:: EXERCISE TASK ::
Starting at the line that has "Enumerate the UI" and ending after the line that has "arrow-head bbox=[874, 950, 887, 963]", give those rows again with "colorbar-segment" swapped for "color-key-segment" and everything else unchanged. Omit the picture.

:: DATASET EXTRACT ::
______
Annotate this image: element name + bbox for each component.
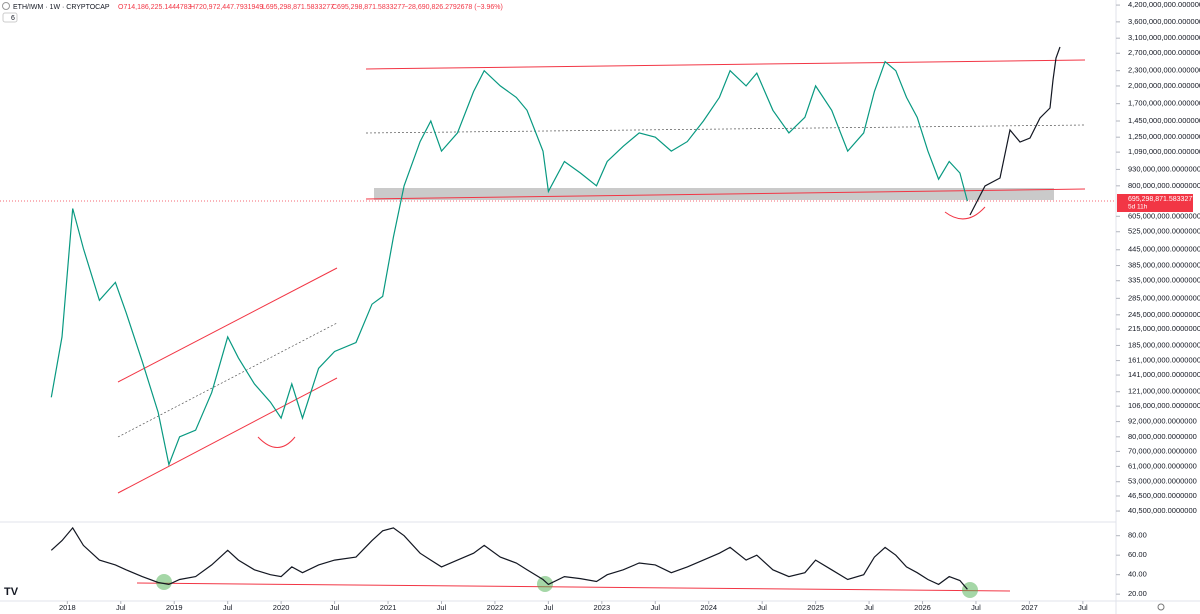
______
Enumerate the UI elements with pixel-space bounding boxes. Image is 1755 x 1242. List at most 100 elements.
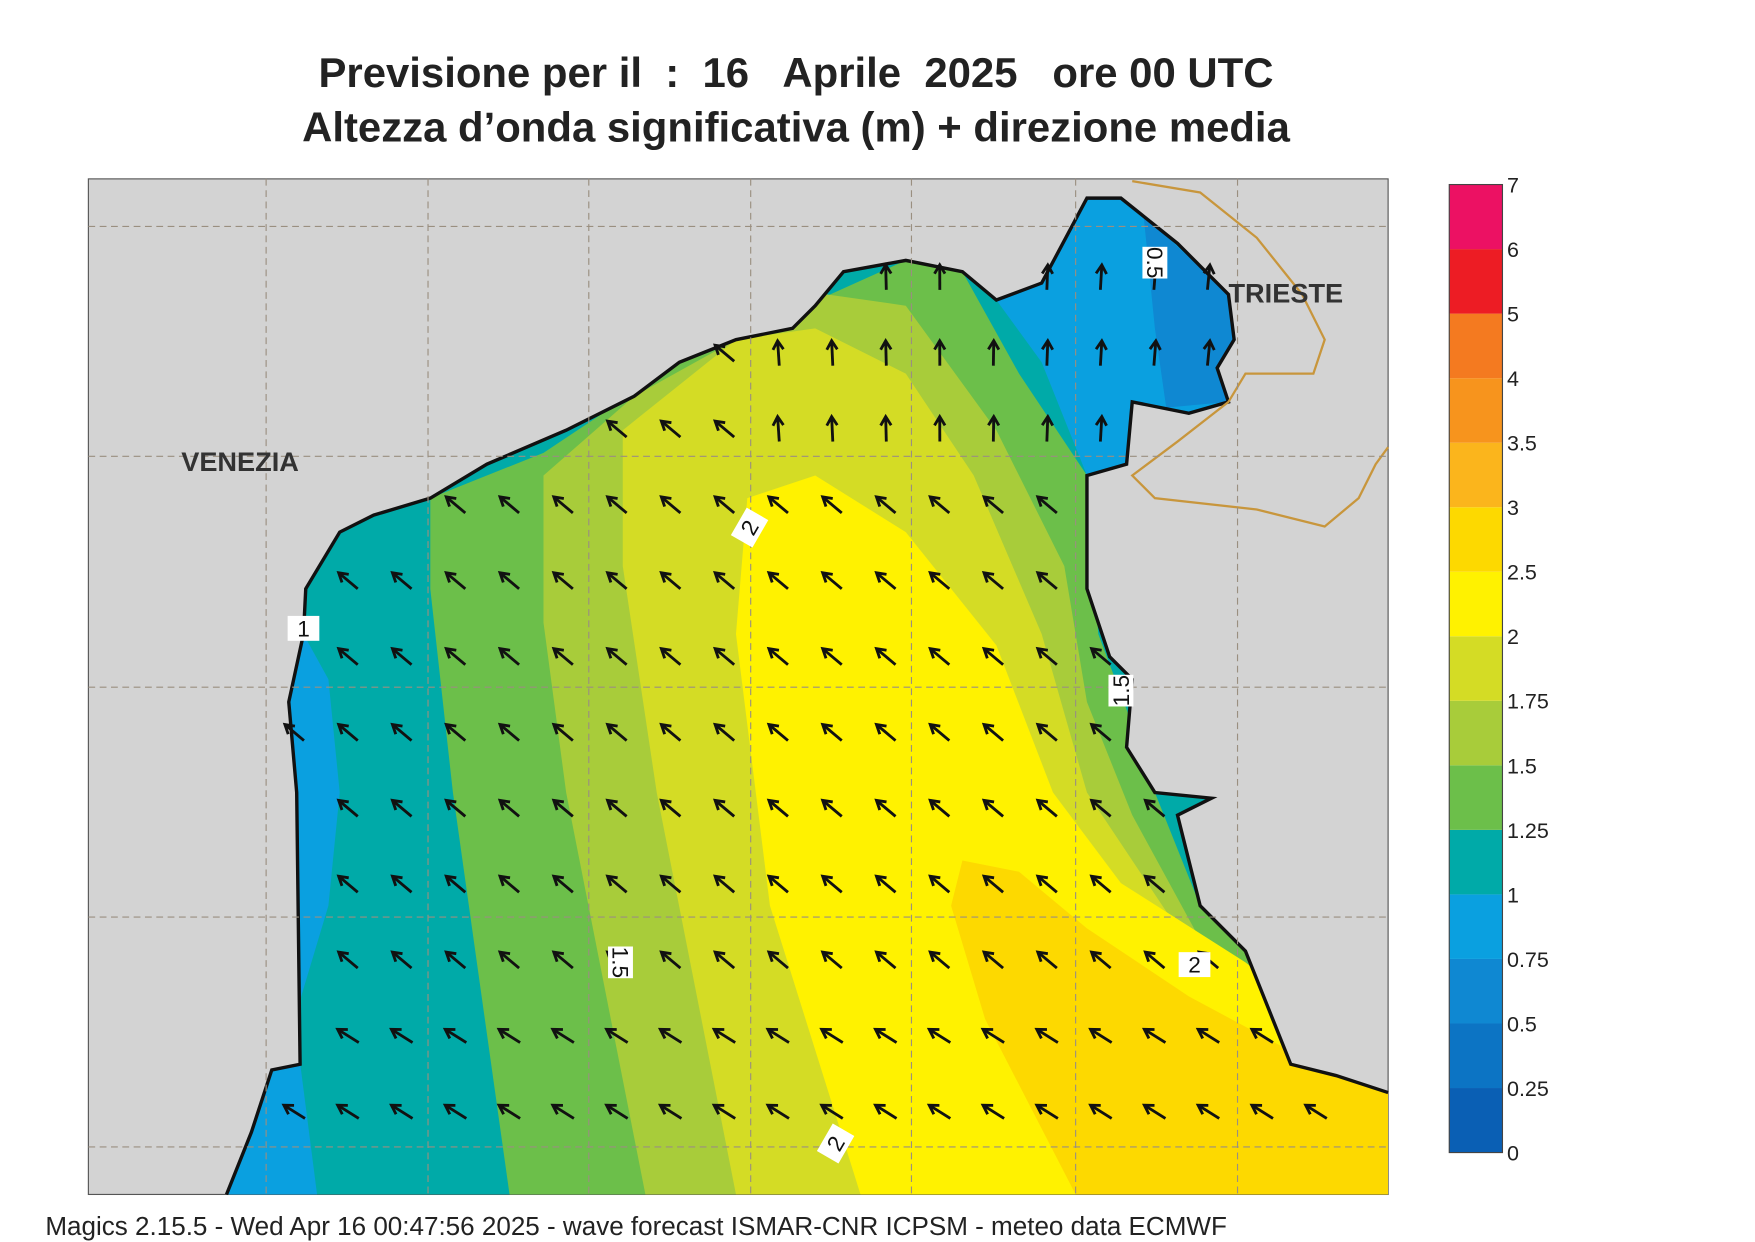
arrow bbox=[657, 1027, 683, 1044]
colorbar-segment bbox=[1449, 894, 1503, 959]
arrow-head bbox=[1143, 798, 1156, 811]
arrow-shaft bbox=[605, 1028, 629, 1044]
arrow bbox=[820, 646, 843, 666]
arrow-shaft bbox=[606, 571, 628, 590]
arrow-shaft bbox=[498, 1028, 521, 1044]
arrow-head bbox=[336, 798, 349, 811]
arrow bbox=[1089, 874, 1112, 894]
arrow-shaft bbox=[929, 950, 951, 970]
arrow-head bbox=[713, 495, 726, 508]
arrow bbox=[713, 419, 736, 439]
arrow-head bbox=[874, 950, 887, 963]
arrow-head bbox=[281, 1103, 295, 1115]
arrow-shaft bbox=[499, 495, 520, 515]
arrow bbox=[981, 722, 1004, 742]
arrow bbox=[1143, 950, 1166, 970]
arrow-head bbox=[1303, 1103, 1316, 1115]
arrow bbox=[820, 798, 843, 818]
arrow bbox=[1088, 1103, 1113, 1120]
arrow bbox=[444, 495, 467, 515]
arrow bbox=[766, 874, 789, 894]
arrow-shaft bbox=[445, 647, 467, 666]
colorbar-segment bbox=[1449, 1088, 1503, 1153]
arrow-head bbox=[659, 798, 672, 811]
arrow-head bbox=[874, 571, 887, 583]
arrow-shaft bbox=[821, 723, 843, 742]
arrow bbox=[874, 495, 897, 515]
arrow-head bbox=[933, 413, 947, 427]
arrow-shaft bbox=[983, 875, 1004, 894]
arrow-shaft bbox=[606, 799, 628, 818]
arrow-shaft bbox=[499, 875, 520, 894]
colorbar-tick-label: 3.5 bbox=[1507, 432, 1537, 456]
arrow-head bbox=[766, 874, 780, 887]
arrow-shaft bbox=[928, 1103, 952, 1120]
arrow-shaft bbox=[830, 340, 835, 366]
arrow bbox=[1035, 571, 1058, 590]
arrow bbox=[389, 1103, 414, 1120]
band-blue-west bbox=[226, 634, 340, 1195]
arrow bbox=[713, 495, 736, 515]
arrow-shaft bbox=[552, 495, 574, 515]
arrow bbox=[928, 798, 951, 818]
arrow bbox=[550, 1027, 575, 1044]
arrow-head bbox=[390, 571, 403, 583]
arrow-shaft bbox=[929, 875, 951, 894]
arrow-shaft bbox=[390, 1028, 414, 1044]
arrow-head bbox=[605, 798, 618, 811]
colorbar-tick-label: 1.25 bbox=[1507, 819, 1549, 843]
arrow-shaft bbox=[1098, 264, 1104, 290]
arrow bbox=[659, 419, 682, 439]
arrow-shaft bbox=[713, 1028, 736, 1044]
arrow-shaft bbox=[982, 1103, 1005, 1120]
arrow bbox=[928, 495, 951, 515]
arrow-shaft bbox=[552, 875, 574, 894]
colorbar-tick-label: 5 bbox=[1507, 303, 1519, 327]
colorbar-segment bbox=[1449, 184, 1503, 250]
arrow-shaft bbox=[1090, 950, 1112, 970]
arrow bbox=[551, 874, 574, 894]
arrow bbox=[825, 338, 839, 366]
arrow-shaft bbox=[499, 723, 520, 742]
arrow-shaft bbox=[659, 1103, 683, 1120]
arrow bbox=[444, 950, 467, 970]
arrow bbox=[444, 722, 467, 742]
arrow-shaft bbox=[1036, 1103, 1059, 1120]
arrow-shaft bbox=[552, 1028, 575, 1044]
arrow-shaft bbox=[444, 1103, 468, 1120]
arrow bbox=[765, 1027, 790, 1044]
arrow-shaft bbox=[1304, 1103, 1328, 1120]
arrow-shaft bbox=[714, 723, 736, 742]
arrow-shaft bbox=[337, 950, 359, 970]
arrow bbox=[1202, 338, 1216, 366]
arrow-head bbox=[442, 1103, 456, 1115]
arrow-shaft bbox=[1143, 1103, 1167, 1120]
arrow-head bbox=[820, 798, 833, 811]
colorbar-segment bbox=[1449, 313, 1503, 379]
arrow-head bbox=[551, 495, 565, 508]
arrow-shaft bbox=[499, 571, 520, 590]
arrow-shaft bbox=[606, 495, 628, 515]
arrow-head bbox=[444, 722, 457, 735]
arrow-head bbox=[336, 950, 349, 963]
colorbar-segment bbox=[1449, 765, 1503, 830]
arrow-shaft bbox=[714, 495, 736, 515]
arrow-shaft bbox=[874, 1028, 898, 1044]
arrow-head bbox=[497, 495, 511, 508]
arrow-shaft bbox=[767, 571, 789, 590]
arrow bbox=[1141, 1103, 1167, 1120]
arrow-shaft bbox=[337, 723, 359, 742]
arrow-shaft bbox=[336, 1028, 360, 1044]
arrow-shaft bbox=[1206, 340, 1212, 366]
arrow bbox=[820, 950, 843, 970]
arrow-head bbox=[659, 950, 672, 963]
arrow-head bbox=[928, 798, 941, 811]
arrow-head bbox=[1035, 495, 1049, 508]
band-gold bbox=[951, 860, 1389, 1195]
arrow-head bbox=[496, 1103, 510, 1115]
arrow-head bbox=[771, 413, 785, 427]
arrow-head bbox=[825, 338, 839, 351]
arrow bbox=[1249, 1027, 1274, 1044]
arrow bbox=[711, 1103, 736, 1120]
______
:: TASK OUTPUT ::
Enumerate the UI elements with pixel-space bounding boxes. Image is 1755 x 1242. List at most 100 elements.
arrow bbox=[657, 1027, 683, 1044]
color-key-segment bbox=[1449, 894, 1503, 959]
arrow-head bbox=[1143, 798, 1156, 811]
arrow-shaft bbox=[605, 1028, 629, 1044]
arrow bbox=[820, 646, 843, 666]
arrow-shaft bbox=[606, 571, 628, 590]
arrow-shaft bbox=[498, 1028, 521, 1044]
arrow-head bbox=[336, 798, 349, 811]
arrow bbox=[1089, 874, 1112, 894]
arrow-shaft bbox=[929, 950, 951, 970]
arrow-head bbox=[713, 495, 726, 508]
arrow bbox=[713, 419, 736, 439]
arrow-head bbox=[874, 950, 887, 963]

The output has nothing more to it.